[Recorded data]
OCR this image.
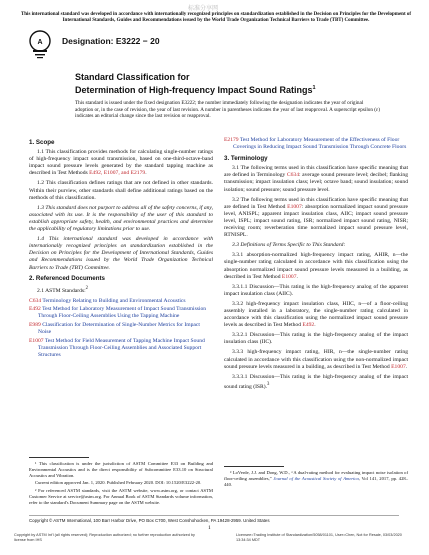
标准分享网
This international standard was developed in accordance with internationally recognized principles on standardization established in the Decision on Principles for the Development of International Standards, Guides and Recommendations issued by the World Trade Organization Technical Barriers to Trade (TBT) Committee.
A Designation: E3222 − 20
Standard Classification for
Determination of High-frequency Impact Sound Ratings$^1$
This standard is issued under the fixed designation E3222; the number immediately following the designation indicates the year of original adoption or, in the case of revision, the year of last revision. A number in parentheses indicates the year of last reapproval. A superscript epsilon (ε) indicates an editorial change since the last revision or reapproval.
1. Scope

1.1 This classification provides methods for calculating single-number ratings of high-frequency impact sound transmission, based on one-third-octave-band impact sound pressure levels generated by the standard tapping machine as described in Test Methods E492, E1007, and E2179.

1.2 This classification defines ratings that are not defined in other standards. Within their purview, other standards shall define additional ratings based on the methods of this classification.

1.3 This standard does not purport to address all of the safety concerns, if any, associated with its use. It is the responsibility of the user of this standard to establish appropriate safety, health, and environmental practices and determine the applicability of regulatory limitations prior to use.

1.4 This international standard was developed in accordance with internationally recognized principles on standardization established in the Decision on Principles for the Development of International Standards, Guides and Recommendations issued by the World Trade Organization Technical Barriers to Trade (TBT) Committee.

2. Referenced Documents

2.1 ASTM Standards:$^2$

C634 Terminology Relating to Building and Environmental Acoustics
E492 Test Method for Laboratory Measurement of Impact Sound Transmission Through Floor-Ceiling Assemblies Using the Tapping Machine
E989 Classification for Determination of Single-Number Metrics for Impact Noise
E1007 Test Method for Field Measurement of Tapping Machine Impact Sound Transmission Through Floor-Ceiling Assemblies and Associated Support Structures

¹ This classification is under the jurisdiction of ASTM Committee E33 on Building and Environmental Acoustics and is the direct responsibility of Subcommittee E33.10 on Structural Acoustics and Vibration.

Current edition approved Jan. 1, 2020. Published February 2020. DOI: 10.1520/E3222-20.

² For referenced ASTM standards, visit the ASTM website, www.astm.org, or contact ASTM Customer Service at service@astm.org. For Annual Book of ASTM Standards volume information, refer to the standard's Document Summary page on the ASTM website.

E2179 Test Method for Laboratory Measurement of the Effectiveness of Floor Coverings in Reducing Impact Sound Transmission Through Concrete Floors
3. Terminology

3.1 The following terms used in this classification have specific meaning that are defined in Terminology C634: average sound pressure level; decibel; flanking transmission; impact insulation class; level; octave band; sound insulation; sound isolation; sound pressure; sound pressure level.

3.2 The following terms used in this classification have specific meaning that are defined in Test Method E1007: absorption normalized impact sound pressure level, ANISPL; apparent impact insulation class, AIIC; impact sound pressure level, ISPL; impact sound rating, ISR; normalized impact sound rating, NISR; receiving room; reverberation time normalized impact sound pressure level, RTNISPL.

3.3 Definitions of Terms Specific to This Standard:

3.3.1 absorption-normalized high-frequency impact rating, AHIR, n—the single-number rating calculated in accordance with this classification using the absorption normalized impact sound pressure levels measured in a building, as described in Test Method E1007.

3.3.1.1 Discussion—This rating is the high-frequency analog of the apparent impact insulation class (AIIC).

3.3.2 high-frequency impact insulation class, HIIC, n—of a floor-ceiling assembly installed in a laboratory, the single-number rating calculated in accordance with this classification using the normalized impact sound pressure levels as described in Test Method E492.

3.3.2.1 Discussion—This rating is the high-frequency analog of the impact insulation class (IIC).

3.3.3 high-frequency impact rating, HIR, n—the single-number rating calculated in accordance with this classification using the non-normalized impact sound pressure levels measured in a building, as described in Test Method E1007.

3.3.3.1 Discussion—This rating is the high-frequency analog of the impact sound rating (ISR).$^3$

³ LoVerde, J.J. and Dong, W.D., “A dual-rating method for evaluating impact noise isolation of floor-ceiling assemblies,” Journal of the Acoustical Society of America, Vol 141, 2017, pp. 428–440.

Copyright © ASTM International, 100 Barr Harbor Drive, PO Box C700, West Conshohocken, PA 19428-2959. United States
1
Copyright by ASTM Int'l (all rights reserved); Reproduction authorized; no further reproduction authorized by license from IHS
Licensee=Trading Institute of Standardization/5058/01101, User=Chen, Not for Resale, 03/03/2020 13:34:34 MDT
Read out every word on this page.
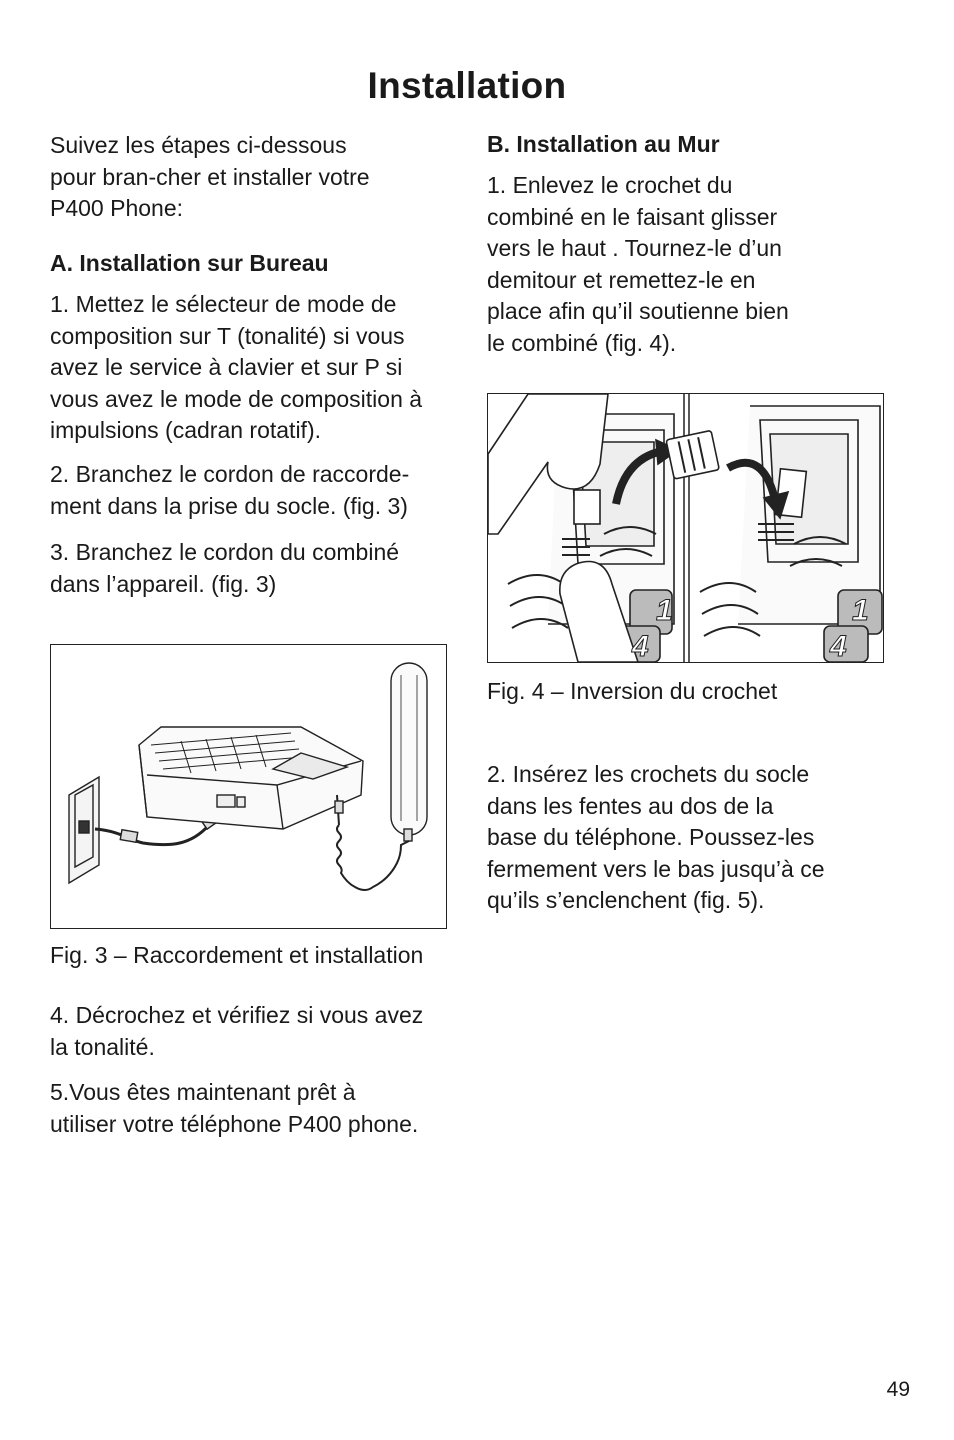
Installation
Suivez les étapes ci-dessous
pour bran-cher et installer votre
P400 Phone:
A. Installation sur Bureau
1. Mettez le sélecteur de mode de
composition sur T (tonalité) si vous
avez le service à clavier et sur P si
vous avez le mode de composition à
impulsions (cadran rotatif).
2. Branchez le cordon de raccorde-
ment dans la prise du socle. (fig. 3)
3. Branchez le cordon du combiné
dans l’appareil. (fig. 3)

Fig. 3 – Raccordement et installation

4. Décrochez et vérifiez si vous avez
la tonalité.
5.Vous êtes maintenant prêt à
utiliser votre téléphone P400 phone.
B. Installation au Mur
1. Enlevez le crochet du
combiné en le faisant glisser
vers le haut . Tournez-le d’un
demitour et remettez-le en
place afin qu’il soutienne bien
le combiné (fig. 4).
1
4
1
4

Fig. 4 – Inversion du crochet

2. Insérez les crochets du socle
dans les fentes au dos de la
base du téléphone. Poussez-les
fermement vers le bas jusqu’à ce
qu’ils s’enclenchent (fig. 5).
49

▸ **WHAT IS NEEDED**: Repeat the records above exactly, leaving out the pictures.

▸ **SOLUTION**:
OCR this image.
标准分享网
This international standard was developed in accordance with internationally recognized principles on standardization established in the Decision on Principles for the Development of International Standards, Guides and Recommendations issued by the World Trade Organization Technical Barriers to Trade (TBT) Committee.
A Designation: E3222 − 20
Standard Classification for
Determination of High-frequency Impact Sound Ratings$^1$
This standard is issued under the fixed designation E3222; the number immediately following the designation indicates the year of original adoption or, in the case of revision, the year of last revision. A number in parentheses indicates the year of last reapproval. A superscript epsilon (ε) indicates an editorial change since the last revision or reapproval.
1. Scope

1.1 This classification provides methods for calculating single-number ratings of high-frequency impact sound transmission, based on one-third-octave-band impact sound pressure levels generated by the standard tapping machine as described in Test Methods E492, E1007, and E2179.

1.2 This classification defines ratings that are not defined in other standards. Within their purview, other standards shall define additional ratings based on the methods of this classification.

1.3 This standard does not purport to address all of the safety concerns, if any, associated with its use. It is the responsibility of the user of this standard to establish appropriate safety, health, and environmental practices and determine the applicability of regulatory limitations prior to use.

1.4 This international standard was developed in accordance with internationally recognized principles on standardization established in the Decision on Principles for the Development of International Standards, Guides and Recommendations issued by the World Trade Organization Technical Barriers to Trade (TBT) Committee.

2. Referenced Documents

2.1 ASTM Standards:$^2$

C634 Terminology Relating to Building and Environmental Acoustics
E492 Test Method for Laboratory Measurement of Impact Sound Transmission Through Floor-Ceiling Assemblies Using the Tapping Machine
E989 Classification for Determination of Single-Number Metrics for Impact Noise
E1007 Test Method for Field Measurement of Tapping Machine Impact Sound Transmission Through Floor-Ceiling Assemblies and Associated Support Structures

¹ This classification is under the jurisdiction of ASTM Committee E33 on Building and Environmental Acoustics and is the direct responsibility of Subcommittee E33.10 on Structural Acoustics and Vibration.

Current edition approved Jan. 1, 2020. Published February 2020. DOI: 10.1520/E3222-20.

² For referenced ASTM standards, visit the ASTM website, www.astm.org, or contact ASTM Customer Service at service@astm.org. For Annual Book of ASTM Standards volume information, refer to the standard's Document Summary page on the ASTM website.

E2179 Test Method for Laboratory Measurement of the Effectiveness of Floor Coverings in Reducing Impact Sound Transmission Through Concrete Floors
3. Terminology

3.1 The following terms used in this classification have specific meaning that are defined in Terminology C634: average sound pressure level; decibel; flanking transmission; impact insulation class; level; octave band; sound insulation; sound isolation; sound pressure; sound pressure level.

3.2 The following terms used in this classification have specific meaning that are defined in Test Method E1007: absorption normalized impact sound pressure level, ANISPL; apparent impact insulation class, AIIC; impact sound pressure level, ISPL; impact sound rating, ISR; normalized impact sound rating, NISR; receiving room; reverberation time normalized impact sound pressure level, RTNISPL.

3.3 Definitions of Terms Specific to This Standard:

3.3.1 absorption-normalized high-frequency impact rating, AHIR, n—the single-number rating calculated in accordance with this classification using the absorption normalized impact sound pressure levels measured in a building, as described in Test Method E1007.

3.3.1.1 Discussion—This rating is the high-frequency analog of the apparent impact insulation class (AIIC).

3.3.2 high-frequency impact insulation class, HIIC, n—of a floor-ceiling assembly installed in a laboratory, the single-number rating calculated in accordance with this classification using the normalized impact sound pressure levels as described in Test Method E492.

3.3.2.1 Discussion—This rating is the high-frequency analog of the impact insulation class (IIC).

3.3.3 high-frequency impact rating, HIR, n—the single-number rating calculated in accordance with this classification using the non-normalized impact sound pressure levels measured in a building, as described in Test Method E1007.

3.3.3.1 Discussion—This rating is the high-frequency analog of the impact sound rating (ISR).$^3$

³ LoVerde, J.J. and Dong, W.D., “A dual-rating method for evaluating impact noise isolation of floor-ceiling assemblies,” Journal of the Acoustical Society of America, Vol 141, 2017, pp. 428–440.

Copyright © ASTM International, 100 Barr Harbor Drive, PO Box C700, West Conshohocken, PA 19428-2959. United States
1
Copyright by ASTM Int'l (all rights reserved); Reproduction authorized; no further reproduction authorized by license from IHS
Licensee=Trading Institute of Standardization/5058/01101, User=Chen, Not for Resale, 03/03/2020 13:34:34 MDT
Read out every word on this page.
Installation
Suivez les étapes ci-dessous
pour bran-cher et installer votre
P400 Phone:
A. Installation sur Bureau
1. Mettez le sélecteur de mode de
composition sur T (tonalité) si vous
avez le service à clavier et sur P si
vous avez le mode de composition à
impulsions (cadran rotatif).
2. Branchez le cordon de raccorde-
ment dans la prise du socle. (fig. 3)
3. Branchez le cordon du combiné
dans l’appareil. (fig. 3)

Fig. 3 – Raccordement et installation

4. Décrochez et vérifiez si vous avez
la tonalité.
5.Vous êtes maintenant prêt à
utiliser votre téléphone P400 phone.
B. Installation au Mur
1. Enlevez le crochet du
combiné en le faisant glisser
vers le haut . Tournez-le d’un
demitour et remettez-le en
place afin qu’il soutienne bien
le combiné (fig. 4).
1
4
1
4

Fig. 4 – Inversion du crochet

2. Insérez les crochets du socle
dans les fentes au dos de la
base du téléphone. Poussez-les
fermement vers le bas jusqu’à ce
qu’ils s’enclenchent (fig. 5).
49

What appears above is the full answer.